Rewrite the data below, changing every "legend-color-swatch" to "legend-color-box" and leaving everything else as it is.

** Start of ENTRIES SHOWN **

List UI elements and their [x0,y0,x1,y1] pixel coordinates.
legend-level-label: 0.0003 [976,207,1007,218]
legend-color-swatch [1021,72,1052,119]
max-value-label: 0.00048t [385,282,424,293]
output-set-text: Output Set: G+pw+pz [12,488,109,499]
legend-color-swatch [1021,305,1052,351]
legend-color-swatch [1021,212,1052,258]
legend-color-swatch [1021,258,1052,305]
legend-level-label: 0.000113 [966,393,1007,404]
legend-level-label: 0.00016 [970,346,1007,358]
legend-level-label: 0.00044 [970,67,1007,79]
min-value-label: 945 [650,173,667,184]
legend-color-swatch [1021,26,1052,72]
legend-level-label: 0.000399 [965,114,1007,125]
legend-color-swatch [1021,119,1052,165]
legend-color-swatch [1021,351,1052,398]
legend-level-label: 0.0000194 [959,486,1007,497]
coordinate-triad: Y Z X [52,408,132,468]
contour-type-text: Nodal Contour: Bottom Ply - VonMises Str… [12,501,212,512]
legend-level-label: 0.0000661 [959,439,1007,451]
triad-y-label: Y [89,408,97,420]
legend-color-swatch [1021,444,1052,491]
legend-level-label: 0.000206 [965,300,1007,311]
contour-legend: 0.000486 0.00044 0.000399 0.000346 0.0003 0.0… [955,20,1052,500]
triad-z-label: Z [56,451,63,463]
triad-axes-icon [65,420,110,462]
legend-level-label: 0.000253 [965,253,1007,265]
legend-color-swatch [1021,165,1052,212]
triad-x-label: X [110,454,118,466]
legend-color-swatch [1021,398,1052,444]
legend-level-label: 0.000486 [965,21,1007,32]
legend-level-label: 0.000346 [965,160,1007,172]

** End of ENTRIES SHOWN **

**SOLUTION TO THE EXERCISE:**
List UI elements and their [x0,y0,x1,y1] pixel coordinates.
legend-level-label: 0.0003 [976,207,1007,218]
legend-color-box [1021,72,1052,119]
max-value-label: 0.00048t [385,282,424,293]
output-set-text: Output Set: G+pw+pz [12,488,109,499]
legend-color-box [1021,305,1052,351]
legend-color-box [1021,212,1052,258]
legend-color-box [1021,258,1052,305]
legend-level-label: 0.000113 [966,393,1007,404]
legend-level-label: 0.00016 [970,346,1007,358]
legend-level-label: 0.00044 [970,67,1007,79]
min-value-label: 945 [650,173,667,184]
legend-color-box [1021,26,1052,72]
legend-level-label: 0.000399 [965,114,1007,125]
legend-color-box [1021,119,1052,165]
legend-color-box [1021,351,1052,398]
legend-level-label: 0.0000194 [959,486,1007,497]
coordinate-triad: Y Z X [52,408,132,468]
contour-type-text: Nodal Contour: Bottom Ply - VonMises Str… [12,501,212,512]
legend-level-label: 0.0000661 [959,439,1007,451]
triad-y-label: Y [89,408,97,420]
legend-color-box [1021,444,1052,491]
legend-level-label: 0.000206 [965,300,1007,311]
contour-legend: 0.000486 0.00044 0.000399 0.000346 0.0003 0.0… [955,20,1052,500]
triad-z-label: Z [56,451,63,463]
triad-axes-icon [65,420,110,462]
legend-level-label: 0.000253 [965,253,1007,265]
legend-color-box [1021,165,1052,212]
triad-x-label: X [110,454,118,466]
legend-color-box [1021,398,1052,444]
legend-level-label: 0.000486 [965,21,1007,32]
legend-level-label: 0.000346 [965,160,1007,172]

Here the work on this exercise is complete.